**WHAT IS ASKED:** Repeat each entry in full, exactly.

========================

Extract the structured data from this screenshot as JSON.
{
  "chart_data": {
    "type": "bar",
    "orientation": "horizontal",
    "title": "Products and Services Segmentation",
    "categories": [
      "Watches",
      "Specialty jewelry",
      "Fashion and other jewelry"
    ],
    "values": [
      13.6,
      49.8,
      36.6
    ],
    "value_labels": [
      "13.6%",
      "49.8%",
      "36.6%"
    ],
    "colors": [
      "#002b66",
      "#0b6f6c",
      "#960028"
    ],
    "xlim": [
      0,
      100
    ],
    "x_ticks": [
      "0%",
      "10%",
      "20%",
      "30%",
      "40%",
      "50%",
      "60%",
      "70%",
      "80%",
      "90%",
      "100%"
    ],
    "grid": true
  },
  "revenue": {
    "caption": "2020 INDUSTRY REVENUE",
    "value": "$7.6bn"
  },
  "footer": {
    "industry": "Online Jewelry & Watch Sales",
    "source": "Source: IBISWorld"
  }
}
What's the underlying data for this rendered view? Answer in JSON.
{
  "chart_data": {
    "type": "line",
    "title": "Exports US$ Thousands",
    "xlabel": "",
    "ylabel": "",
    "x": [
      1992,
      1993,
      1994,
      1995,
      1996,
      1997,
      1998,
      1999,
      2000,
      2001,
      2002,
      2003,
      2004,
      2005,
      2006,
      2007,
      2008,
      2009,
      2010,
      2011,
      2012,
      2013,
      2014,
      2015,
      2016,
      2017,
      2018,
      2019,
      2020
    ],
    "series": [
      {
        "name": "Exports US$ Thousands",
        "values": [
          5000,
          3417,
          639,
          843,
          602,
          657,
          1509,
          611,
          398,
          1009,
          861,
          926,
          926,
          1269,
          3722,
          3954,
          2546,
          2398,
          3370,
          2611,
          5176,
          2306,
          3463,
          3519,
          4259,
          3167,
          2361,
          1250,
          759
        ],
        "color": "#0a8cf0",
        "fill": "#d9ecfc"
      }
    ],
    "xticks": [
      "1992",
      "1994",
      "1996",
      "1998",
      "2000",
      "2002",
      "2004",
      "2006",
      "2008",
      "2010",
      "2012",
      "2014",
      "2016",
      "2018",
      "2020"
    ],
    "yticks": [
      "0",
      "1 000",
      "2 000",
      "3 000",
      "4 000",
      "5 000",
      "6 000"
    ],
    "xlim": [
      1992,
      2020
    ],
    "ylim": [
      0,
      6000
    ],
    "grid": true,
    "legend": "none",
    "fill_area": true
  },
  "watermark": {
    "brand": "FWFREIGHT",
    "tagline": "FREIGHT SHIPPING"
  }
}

========================

**THE SOLUTION:**
Extract the structured data from this screenshot as JSON.
{
  "chart_data": {
    "type": "bar",
    "orientation": "horizontal",
    "title": "Products and Services Segmentation",
    "categories": [
      "Watches",
      "Specialty jewelry",
      "Fashion and other jewelry"
    ],
    "values": [
      13.6,
      49.8,
      36.6
    ],
    "value_labels": [
      "13.6%",
      "49.8%",
      "36.6%"
    ],
    "colors": [
      "#002b66",
      "#0b6f6c",
      "#960028"
    ],
    "xlim": [
      0,
      100
    ],
    "x_ticks": [
      "0%",
      "10%",
      "20%",
      "30%",
      "40%",
      "50%",
      "60%",
      "70%",
      "80%",
      "90%",
      "100%"
    ],
    "grid": true
  },
  "revenue": {
    "caption": "2020 INDUSTRY REVENUE",
    "value": "$7.6bn"
  },
  "footer": {
    "industry": "Online Jewelry & Watch Sales",
    "source": "Source: IBISWorld"
  }
}
What's the underlying data for this rendered view? Answer in JSON.
{
  "chart_data": {
    "type": "line",
    "title": "Exports US$ Thousands",
    "xlabel": "",
    "ylabel": "",
    "x": [
      1992,
      1993,
      1994,
      1995,
      1996,
      1997,
      1998,
      1999,
      2000,
      2001,
      2002,
      2003,
      2004,
      2005,
      2006,
      2007,
      2008,
      2009,
      2010,
      2011,
      2012,
      2013,
      2014,
      2015,
      2016,
      2017,
      2018,
      2019,
      2020
    ],
    "series": [
      {
        "name": "Exports US$ Thousands",
        "values": [
          5000,
          3417,
          639,
          843,
          602,
          657,
          1509,
          611,
          398,
          1009,
          861,
          926,
          926,
          1269,
          3722,
          3954,
          2546,
          2398,
          3370,
          2611,
          5176,
          2306,
          3463,
          3519,
          4259,
          3167,
          2361,
          1250,
          759
        ],
        "color": "#0a8cf0",
        "fill": "#d9ecfc"
      }
    ],
    "xticks": [
      "1992",
      "1994",
      "1996",
      "1998",
      "2000",
      "2002",
      "2004",
      "2006",
      "2008",
      "2010",
      "2012",
      "2014",
      "2016",
      "2018",
      "2020"
    ],
    "yticks": [
      "0",
      "1 000",
      "2 000",
      "3 000",
      "4 000",
      "5 000",
      "6 000"
    ],
    "xlim": [
      1992,
      2020
    ],
    "ylim": [
      0,
      6000
    ],
    "grid": true,
    "legend": "none",
    "fill_area": true
  },
  "watermark": {
    "brand": "FWFREIGHT",
    "tagline": "FREIGHT SHIPPING"
  }
}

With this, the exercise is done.